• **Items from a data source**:
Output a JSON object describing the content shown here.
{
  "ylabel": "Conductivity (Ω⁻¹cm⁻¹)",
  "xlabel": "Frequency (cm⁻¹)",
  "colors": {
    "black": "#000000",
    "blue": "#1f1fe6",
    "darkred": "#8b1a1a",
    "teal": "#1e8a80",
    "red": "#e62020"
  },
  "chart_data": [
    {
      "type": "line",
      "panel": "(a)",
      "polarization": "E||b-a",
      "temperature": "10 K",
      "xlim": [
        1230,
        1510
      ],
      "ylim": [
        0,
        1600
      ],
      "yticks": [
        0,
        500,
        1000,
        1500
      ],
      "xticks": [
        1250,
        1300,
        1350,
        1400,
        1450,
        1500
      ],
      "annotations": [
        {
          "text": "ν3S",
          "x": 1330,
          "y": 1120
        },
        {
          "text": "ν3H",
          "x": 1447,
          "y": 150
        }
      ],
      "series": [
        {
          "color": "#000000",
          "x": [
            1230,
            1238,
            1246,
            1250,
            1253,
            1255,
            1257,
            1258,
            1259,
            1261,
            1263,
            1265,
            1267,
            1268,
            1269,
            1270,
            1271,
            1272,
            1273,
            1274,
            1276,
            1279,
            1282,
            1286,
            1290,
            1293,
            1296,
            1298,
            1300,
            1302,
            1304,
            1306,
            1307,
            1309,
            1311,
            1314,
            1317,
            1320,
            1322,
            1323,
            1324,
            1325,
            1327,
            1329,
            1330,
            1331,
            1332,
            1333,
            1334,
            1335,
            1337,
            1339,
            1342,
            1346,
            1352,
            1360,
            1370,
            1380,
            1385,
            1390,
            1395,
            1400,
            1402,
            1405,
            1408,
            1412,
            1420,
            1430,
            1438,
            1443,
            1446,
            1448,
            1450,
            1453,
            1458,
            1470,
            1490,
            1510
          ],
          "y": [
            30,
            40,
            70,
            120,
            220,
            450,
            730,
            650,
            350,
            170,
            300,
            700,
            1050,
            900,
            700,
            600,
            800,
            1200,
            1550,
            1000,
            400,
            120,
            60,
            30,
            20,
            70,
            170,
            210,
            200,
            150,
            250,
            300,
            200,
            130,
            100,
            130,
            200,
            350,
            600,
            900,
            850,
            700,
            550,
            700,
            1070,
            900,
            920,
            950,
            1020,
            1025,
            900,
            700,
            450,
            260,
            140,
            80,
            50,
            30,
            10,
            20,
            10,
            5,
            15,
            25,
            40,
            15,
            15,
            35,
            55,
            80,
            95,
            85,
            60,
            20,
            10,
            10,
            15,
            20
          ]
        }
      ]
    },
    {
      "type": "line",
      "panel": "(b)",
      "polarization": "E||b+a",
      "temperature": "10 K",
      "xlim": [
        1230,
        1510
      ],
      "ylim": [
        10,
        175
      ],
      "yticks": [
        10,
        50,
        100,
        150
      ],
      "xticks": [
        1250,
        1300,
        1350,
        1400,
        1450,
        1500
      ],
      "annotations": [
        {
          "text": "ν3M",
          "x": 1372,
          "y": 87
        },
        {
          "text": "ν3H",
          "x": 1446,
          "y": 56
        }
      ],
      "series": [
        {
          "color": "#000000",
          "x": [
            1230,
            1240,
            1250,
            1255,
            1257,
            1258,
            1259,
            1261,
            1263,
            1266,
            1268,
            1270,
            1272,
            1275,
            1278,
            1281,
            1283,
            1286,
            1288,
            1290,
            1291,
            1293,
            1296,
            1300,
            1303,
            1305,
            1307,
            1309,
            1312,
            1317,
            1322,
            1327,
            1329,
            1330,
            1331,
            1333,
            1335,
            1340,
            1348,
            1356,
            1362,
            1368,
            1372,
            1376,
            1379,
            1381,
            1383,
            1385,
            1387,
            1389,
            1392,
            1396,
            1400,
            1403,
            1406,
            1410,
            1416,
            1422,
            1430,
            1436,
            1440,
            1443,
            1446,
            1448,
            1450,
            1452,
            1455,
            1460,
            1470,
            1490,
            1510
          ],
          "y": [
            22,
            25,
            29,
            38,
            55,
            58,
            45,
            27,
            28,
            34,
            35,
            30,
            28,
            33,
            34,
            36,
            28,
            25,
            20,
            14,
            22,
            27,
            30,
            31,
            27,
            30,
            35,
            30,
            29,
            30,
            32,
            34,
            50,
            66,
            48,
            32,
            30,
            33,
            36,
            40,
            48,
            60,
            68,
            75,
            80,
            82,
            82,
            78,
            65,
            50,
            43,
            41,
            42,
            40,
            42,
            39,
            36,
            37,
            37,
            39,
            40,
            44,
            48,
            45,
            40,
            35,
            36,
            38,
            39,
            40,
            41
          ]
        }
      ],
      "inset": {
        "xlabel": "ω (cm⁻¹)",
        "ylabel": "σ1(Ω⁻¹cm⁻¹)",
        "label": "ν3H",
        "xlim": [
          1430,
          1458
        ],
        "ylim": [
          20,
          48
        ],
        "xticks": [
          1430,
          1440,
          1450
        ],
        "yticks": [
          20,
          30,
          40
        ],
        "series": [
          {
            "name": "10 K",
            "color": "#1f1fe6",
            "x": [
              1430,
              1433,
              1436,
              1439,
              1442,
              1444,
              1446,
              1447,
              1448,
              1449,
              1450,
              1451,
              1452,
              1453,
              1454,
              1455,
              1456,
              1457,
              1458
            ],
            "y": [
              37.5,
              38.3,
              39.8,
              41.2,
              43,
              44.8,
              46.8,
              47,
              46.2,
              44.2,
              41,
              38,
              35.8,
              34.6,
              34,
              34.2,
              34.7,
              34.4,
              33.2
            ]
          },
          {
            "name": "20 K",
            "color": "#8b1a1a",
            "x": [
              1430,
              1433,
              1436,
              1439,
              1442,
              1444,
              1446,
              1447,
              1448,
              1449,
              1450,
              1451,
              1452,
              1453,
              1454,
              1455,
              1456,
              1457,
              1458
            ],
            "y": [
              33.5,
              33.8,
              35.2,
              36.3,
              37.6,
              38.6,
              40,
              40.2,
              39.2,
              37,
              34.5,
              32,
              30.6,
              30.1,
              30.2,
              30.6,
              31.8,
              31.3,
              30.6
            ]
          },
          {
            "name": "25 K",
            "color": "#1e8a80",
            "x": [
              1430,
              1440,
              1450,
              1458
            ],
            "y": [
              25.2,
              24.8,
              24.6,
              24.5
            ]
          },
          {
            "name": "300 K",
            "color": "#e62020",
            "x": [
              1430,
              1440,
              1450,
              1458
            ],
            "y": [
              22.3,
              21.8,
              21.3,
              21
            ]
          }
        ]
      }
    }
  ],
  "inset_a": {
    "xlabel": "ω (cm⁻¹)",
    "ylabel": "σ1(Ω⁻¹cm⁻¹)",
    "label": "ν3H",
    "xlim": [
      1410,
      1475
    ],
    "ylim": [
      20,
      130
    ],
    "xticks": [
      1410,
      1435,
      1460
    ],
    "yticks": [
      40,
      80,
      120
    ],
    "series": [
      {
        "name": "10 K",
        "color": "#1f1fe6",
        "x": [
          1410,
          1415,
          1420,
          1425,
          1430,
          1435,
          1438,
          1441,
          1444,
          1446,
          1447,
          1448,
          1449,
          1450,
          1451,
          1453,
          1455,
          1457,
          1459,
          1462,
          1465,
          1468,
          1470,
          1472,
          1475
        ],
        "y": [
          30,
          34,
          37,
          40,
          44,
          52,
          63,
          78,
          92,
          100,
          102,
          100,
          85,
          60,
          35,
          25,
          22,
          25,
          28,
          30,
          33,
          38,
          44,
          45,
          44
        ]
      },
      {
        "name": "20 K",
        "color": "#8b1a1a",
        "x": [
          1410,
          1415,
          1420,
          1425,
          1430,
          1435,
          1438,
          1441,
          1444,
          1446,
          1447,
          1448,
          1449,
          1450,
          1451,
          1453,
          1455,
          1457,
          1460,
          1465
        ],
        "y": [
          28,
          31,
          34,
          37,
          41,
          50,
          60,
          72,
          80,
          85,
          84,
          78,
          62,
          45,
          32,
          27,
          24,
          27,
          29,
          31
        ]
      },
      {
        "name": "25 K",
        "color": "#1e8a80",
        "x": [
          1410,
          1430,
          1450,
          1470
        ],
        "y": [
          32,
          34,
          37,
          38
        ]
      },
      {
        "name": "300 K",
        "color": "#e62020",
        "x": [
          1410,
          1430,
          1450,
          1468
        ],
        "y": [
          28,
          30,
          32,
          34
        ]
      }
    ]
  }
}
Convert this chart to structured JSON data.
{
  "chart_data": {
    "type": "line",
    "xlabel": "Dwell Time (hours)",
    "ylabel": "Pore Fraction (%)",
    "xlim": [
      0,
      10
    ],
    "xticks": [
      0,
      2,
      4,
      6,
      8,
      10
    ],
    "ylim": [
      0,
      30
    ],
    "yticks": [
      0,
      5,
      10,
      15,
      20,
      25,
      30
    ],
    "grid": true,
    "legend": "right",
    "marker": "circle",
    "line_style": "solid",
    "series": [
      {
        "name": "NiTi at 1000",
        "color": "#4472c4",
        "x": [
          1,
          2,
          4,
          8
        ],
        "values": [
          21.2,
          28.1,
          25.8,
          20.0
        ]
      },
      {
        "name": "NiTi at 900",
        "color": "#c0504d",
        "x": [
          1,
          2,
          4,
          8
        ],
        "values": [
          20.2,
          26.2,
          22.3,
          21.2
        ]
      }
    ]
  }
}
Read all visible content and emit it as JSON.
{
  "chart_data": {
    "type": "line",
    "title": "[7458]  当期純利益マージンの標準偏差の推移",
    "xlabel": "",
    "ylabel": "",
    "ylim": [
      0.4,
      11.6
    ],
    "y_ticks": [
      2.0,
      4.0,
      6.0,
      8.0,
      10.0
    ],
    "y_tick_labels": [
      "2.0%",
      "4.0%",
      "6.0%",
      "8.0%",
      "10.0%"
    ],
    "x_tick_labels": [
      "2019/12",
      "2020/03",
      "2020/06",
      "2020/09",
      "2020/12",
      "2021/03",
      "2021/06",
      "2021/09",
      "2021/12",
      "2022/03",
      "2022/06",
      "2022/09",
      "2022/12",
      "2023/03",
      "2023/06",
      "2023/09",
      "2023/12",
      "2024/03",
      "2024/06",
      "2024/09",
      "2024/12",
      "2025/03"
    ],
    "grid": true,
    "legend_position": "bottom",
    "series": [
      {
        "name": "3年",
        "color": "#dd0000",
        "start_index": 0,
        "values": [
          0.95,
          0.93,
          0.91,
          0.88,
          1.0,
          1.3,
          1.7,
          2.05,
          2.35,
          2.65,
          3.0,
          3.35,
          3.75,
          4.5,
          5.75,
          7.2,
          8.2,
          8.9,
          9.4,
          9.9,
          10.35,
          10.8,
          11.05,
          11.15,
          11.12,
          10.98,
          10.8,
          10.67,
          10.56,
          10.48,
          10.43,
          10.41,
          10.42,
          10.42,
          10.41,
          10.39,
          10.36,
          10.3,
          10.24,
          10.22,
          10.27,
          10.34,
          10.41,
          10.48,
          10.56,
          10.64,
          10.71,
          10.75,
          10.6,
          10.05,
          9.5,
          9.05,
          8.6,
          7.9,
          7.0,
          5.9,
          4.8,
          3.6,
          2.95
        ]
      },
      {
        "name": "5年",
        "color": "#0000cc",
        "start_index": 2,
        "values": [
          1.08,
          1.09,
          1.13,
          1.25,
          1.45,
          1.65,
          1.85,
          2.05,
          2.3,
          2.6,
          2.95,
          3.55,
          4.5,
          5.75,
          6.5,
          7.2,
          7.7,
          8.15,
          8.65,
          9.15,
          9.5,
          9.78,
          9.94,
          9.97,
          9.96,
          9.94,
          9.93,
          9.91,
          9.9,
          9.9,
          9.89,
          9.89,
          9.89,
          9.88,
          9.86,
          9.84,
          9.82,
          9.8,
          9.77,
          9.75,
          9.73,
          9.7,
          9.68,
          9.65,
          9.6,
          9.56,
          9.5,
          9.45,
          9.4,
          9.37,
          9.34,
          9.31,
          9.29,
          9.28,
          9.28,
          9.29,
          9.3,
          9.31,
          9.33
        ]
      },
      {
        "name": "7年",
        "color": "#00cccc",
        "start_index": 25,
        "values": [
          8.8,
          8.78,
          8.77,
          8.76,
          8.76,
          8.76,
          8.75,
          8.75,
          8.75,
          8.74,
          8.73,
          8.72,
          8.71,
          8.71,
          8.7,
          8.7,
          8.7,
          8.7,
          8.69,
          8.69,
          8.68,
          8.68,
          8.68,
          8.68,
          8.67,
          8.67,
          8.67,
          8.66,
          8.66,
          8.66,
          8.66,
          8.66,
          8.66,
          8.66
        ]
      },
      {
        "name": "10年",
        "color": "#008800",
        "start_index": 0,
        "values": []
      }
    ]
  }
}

• **What the exercise asks**: Return every line holding the word "xlabel" from the records.

• **Task solution**:
  "xlabel": "Frequency (cm⁻¹)",
        "xlabel": "ω (cm⁻¹)",
    "xlabel": "ω (cm⁻¹)",
    "xlabel": "Dwell Time (hours)",
    "xlabel": "",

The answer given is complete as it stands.